## Short task
Write out, word for word, every line from the one containing "Give me a plain-text" through the last line of the records below, both ends included.

[Start of Records for the task]

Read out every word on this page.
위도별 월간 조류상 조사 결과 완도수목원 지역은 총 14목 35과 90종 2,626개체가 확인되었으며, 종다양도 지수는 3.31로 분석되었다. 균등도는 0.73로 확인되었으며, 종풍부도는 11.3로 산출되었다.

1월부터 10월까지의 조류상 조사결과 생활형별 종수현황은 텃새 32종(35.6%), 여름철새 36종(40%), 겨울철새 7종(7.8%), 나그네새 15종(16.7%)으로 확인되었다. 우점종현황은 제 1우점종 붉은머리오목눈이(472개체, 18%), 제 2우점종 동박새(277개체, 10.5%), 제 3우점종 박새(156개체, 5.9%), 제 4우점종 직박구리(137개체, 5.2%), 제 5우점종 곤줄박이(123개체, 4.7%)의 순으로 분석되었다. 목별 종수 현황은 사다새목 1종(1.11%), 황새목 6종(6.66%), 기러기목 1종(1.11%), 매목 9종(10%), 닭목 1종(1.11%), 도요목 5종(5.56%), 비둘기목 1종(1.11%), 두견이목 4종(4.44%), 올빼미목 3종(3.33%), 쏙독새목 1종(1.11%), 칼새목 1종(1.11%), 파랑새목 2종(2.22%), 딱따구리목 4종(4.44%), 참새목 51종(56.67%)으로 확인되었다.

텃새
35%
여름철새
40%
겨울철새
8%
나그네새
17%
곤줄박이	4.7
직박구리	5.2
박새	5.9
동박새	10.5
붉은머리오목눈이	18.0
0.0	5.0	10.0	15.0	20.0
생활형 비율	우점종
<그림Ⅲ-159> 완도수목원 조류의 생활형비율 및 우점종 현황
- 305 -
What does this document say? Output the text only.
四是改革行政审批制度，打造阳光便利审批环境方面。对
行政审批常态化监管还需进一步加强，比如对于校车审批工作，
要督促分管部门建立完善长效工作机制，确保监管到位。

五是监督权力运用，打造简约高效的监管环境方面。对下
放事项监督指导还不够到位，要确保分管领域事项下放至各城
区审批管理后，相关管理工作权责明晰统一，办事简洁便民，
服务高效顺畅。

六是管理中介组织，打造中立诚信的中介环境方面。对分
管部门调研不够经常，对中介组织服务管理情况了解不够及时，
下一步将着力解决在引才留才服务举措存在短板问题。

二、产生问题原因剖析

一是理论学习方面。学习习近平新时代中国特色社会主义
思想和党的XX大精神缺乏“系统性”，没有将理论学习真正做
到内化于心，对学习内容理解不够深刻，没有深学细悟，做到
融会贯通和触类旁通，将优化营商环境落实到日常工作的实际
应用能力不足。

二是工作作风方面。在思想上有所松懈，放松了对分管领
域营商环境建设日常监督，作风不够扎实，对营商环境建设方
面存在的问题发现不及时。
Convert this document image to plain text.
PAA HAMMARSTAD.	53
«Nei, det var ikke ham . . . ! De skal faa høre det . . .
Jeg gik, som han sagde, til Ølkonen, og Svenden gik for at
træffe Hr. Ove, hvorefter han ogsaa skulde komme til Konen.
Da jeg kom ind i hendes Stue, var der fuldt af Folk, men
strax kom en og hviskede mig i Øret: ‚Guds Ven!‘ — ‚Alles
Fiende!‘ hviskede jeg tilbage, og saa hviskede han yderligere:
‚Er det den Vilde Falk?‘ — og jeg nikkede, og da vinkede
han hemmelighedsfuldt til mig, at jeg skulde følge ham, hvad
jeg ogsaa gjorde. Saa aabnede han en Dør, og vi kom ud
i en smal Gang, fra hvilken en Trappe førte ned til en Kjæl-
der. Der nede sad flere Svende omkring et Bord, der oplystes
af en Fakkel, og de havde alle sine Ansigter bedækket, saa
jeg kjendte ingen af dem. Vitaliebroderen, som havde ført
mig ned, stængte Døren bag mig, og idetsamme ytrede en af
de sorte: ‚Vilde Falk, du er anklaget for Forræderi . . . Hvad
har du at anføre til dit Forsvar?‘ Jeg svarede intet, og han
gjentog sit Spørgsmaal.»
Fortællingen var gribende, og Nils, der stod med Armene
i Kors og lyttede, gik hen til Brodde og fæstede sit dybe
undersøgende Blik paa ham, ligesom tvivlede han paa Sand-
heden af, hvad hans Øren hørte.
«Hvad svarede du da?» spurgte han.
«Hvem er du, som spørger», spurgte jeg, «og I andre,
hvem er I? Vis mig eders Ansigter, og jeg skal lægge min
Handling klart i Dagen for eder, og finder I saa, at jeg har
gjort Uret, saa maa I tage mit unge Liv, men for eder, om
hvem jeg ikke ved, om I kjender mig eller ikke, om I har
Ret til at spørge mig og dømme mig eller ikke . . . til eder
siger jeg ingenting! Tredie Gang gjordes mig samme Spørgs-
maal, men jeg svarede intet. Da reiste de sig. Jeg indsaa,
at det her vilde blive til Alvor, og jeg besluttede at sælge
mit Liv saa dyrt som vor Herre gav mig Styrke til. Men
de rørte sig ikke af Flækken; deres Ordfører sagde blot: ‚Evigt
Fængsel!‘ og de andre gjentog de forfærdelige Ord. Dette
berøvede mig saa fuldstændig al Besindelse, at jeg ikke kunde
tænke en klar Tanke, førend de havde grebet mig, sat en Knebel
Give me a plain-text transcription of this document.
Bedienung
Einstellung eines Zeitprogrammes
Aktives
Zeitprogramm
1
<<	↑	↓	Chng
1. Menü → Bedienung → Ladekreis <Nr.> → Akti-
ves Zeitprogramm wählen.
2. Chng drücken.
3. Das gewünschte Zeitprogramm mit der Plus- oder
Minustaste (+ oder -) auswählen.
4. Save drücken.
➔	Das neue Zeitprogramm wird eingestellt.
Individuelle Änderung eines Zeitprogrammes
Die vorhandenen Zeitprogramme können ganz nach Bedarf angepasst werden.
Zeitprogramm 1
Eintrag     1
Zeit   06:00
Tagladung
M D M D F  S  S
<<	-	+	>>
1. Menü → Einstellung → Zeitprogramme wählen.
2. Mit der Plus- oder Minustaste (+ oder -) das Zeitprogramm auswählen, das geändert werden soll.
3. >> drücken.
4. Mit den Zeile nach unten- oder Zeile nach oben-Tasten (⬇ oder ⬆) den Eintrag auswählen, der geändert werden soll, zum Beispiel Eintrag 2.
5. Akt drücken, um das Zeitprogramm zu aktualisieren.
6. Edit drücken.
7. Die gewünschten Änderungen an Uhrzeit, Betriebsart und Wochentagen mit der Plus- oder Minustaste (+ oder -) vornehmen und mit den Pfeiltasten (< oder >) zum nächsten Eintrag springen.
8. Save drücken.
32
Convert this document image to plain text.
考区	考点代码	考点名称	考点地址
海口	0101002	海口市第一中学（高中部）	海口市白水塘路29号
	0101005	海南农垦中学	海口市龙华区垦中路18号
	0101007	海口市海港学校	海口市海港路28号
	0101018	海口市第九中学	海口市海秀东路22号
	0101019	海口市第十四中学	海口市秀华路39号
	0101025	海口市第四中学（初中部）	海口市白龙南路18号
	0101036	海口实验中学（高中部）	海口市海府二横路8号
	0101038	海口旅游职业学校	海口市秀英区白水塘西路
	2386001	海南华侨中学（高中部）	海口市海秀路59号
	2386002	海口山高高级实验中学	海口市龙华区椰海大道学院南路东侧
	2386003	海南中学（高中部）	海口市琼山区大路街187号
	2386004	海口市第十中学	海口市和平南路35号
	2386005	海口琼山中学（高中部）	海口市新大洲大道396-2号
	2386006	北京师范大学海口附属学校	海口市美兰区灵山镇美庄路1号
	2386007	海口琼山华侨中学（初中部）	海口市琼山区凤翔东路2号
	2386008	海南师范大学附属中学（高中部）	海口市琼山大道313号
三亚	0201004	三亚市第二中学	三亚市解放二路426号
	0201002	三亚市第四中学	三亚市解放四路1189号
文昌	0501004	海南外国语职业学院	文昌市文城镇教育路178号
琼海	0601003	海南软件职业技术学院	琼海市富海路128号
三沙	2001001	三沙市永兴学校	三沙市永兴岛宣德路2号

[End of Records for the task]

## Finished answer
Give me a plain-text transcription of this document.
Bedienung
Einstellung eines Zeitprogrammes
Aktives
Zeitprogramm
1
<<	↑	↓	Chng
1. Menü → Bedienung → Ladekreis <Nr.> → Akti-
ves Zeitprogramm wählen.
2. Chng drücken.
3. Das gewünschte Zeitprogramm mit der Plus- oder
Minustaste (+ oder -) auswählen.
4. Save drücken.
➔	Das neue Zeitprogramm wird eingestellt.
Individuelle Änderung eines Zeitprogrammes
Die vorhandenen Zeitprogramme können ganz nach Bedarf angepasst werden.
Zeitprogramm 1
Eintrag     1
Zeit   06:00
Tagladung
M D M D F  S  S
<<	-	+	>>
1. Menü → Einstellung → Zeitprogramme wählen.
2. Mit der Plus- oder Minustaste (+ oder -) das Zeitprogramm auswählen, das geändert werden soll.
3. >> drücken.
4. Mit den Zeile nach unten- oder Zeile nach oben-Tasten (⬇ oder ⬆) den Eintrag auswählen, der geändert werden soll, zum Beispiel Eintrag 2.
5. Akt drücken, um das Zeitprogramm zu aktualisieren.
6. Edit drücken.
7. Die gewünschten Änderungen an Uhrzeit, Betriebsart und Wochentagen mit der Plus- oder Minustaste (+ oder -) vornehmen und mit den Pfeiltasten (< oder >) zum nächsten Eintrag springen.
8. Save drücken.
32
Convert this document image to plain text.
考区	考点代码	考点名称	考点地址
海口	0101002	海口市第一中学（高中部）	海口市白水塘路29号
	0101005	海南农垦中学	海口市龙华区垦中路18号
	0101007	海口市海港学校	海口市海港路28号
	0101018	海口市第九中学	海口市海秀东路22号
	0101019	海口市第十四中学	海口市秀华路39号
	0101025	海口市第四中学（初中部）	海口市白龙南路18号
	0101036	海口实验中学（高中部）	海口市海府二横路8号
	0101038	海口旅游职业学校	海口市秀英区白水塘西路
	2386001	海南华侨中学（高中部）	海口市海秀路59号
	2386002	海口山高高级实验中学	海口市龙华区椰海大道学院南路东侧
	2386003	海南中学（高中部）	海口市琼山区大路街187号
	2386004	海口市第十中学	海口市和平南路35号
	2386005	海口琼山中学（高中部）	海口市新大洲大道396-2号
	2386006	北京师范大学海口附属学校	海口市美兰区灵山镇美庄路1号
	2386007	海口琼山华侨中学（初中部）	海口市琼山区凤翔东路2号
	2386008	海南师范大学附属中学（高中部）	海口市琼山大道313号
三亚	0201004	三亚市第二中学	三亚市解放二路426号
	0201002	三亚市第四中学	三亚市解放四路1189号
文昌	0501004	海南外国语职业学院	文昌市文城镇教育路178号
琼海	0601003	海南软件职业技术学院	琼海市富海路128号
三沙	2001001	三沙市永兴学校	三沙市永兴岛宣德路2号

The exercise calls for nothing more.